### WHAT YOU ARE ASKED TO DO
Gather up the lines that contain "statut".

### Dataset entries
»»

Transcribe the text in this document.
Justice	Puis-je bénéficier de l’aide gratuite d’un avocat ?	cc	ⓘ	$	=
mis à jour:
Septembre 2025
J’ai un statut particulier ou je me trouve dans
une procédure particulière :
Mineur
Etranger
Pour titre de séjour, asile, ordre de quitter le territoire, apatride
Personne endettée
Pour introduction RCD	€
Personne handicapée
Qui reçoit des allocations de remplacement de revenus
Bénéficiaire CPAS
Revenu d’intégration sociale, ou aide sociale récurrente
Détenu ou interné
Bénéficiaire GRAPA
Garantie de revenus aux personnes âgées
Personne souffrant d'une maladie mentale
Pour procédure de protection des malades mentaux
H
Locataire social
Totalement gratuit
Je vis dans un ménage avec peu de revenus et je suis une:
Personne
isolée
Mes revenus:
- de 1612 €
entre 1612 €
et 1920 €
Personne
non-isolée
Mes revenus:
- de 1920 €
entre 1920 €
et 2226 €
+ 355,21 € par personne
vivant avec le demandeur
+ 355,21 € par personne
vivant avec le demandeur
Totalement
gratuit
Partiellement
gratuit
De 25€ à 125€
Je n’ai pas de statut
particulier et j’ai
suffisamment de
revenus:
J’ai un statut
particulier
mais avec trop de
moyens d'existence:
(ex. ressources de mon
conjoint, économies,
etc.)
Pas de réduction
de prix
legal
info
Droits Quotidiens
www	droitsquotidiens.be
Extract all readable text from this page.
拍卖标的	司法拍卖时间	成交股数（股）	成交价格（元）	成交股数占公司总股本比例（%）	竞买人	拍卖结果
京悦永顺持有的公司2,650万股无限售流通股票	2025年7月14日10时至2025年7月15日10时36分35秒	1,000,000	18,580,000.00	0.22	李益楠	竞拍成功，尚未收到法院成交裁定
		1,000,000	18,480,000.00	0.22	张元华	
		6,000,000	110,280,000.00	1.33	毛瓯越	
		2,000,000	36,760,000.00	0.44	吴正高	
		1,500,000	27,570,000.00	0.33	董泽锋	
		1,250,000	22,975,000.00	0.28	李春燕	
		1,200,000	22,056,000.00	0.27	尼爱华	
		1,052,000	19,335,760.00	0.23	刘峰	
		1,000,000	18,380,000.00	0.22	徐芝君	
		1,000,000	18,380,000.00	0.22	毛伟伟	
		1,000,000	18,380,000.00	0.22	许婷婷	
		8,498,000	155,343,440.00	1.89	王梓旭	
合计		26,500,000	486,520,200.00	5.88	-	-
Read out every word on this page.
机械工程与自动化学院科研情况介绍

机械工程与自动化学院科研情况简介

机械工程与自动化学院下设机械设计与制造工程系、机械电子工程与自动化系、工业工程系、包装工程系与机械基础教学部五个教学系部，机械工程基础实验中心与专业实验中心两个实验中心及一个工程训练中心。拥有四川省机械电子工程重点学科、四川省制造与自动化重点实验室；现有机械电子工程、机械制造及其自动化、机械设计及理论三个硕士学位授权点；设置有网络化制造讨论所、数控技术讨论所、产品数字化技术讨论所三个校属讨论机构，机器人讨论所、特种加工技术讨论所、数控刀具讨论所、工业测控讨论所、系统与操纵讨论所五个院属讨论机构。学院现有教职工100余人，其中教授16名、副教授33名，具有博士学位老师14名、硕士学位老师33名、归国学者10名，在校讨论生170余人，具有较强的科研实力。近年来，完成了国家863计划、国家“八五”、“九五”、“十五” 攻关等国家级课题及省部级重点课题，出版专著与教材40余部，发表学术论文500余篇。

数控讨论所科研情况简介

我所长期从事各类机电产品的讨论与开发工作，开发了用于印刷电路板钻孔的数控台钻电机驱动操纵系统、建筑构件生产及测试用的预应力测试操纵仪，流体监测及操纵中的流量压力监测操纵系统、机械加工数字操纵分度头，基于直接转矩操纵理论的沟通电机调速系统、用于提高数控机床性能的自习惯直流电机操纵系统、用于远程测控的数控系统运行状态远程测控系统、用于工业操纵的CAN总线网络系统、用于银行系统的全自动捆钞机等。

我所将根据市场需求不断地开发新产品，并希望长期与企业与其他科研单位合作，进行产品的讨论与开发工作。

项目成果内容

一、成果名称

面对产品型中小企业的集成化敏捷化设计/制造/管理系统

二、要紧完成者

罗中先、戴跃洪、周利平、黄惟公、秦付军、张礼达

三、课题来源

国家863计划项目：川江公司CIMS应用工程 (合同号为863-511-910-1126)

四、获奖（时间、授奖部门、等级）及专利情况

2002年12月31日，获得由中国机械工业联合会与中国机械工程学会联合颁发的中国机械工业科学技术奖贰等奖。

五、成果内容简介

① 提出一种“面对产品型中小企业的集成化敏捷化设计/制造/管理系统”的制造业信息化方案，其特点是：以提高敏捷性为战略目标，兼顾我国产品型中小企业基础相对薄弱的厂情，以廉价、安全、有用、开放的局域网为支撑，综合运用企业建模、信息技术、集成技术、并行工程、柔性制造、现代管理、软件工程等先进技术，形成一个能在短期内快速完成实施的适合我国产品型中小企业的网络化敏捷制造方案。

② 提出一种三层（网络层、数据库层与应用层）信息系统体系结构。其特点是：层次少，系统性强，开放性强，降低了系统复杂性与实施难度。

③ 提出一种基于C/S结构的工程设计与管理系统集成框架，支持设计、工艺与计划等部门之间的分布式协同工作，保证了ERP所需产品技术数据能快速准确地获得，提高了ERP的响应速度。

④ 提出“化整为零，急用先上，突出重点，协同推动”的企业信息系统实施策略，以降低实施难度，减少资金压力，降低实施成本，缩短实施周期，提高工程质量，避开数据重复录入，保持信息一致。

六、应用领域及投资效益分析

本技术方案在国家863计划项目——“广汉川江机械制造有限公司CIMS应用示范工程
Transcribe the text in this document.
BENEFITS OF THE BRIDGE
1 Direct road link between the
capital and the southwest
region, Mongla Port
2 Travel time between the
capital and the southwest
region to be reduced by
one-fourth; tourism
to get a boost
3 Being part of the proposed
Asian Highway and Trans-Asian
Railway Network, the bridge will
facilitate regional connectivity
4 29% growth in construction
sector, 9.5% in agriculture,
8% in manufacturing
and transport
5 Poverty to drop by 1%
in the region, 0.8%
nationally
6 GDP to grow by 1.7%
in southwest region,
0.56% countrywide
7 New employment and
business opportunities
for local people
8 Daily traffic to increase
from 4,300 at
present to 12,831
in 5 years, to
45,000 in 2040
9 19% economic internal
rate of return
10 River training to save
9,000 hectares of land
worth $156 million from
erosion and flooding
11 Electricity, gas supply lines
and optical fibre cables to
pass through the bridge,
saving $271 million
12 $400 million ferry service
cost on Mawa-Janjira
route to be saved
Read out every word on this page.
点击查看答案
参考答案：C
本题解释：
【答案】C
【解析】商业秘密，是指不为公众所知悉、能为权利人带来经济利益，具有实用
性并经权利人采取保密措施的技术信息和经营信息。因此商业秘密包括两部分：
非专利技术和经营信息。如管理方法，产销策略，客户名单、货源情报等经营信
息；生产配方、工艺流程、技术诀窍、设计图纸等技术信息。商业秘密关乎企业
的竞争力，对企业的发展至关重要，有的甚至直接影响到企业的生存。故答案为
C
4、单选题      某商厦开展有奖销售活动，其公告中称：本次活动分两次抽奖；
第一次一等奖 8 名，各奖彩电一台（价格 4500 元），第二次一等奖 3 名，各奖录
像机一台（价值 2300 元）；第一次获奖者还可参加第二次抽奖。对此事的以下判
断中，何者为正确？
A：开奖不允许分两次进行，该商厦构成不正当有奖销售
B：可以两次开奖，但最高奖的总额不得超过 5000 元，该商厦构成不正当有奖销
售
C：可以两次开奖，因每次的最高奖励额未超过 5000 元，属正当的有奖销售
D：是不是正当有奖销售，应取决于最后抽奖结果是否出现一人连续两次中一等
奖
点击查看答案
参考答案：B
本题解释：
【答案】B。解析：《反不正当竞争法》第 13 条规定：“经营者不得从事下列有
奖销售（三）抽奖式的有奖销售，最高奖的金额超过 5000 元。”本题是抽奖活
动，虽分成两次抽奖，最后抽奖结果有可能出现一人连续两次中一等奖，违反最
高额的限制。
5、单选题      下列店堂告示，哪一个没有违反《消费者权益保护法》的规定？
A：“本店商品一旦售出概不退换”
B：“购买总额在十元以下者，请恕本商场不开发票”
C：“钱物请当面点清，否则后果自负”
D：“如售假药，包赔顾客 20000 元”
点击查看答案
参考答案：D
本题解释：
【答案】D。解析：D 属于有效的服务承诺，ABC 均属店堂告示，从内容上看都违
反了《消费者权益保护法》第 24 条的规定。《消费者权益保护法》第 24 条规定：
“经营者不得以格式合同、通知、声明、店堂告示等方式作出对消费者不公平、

««

### THE REPLY
J’ai un statut particulier ou je me trouve dans
Je n’ai pas de statut
J’ai un statut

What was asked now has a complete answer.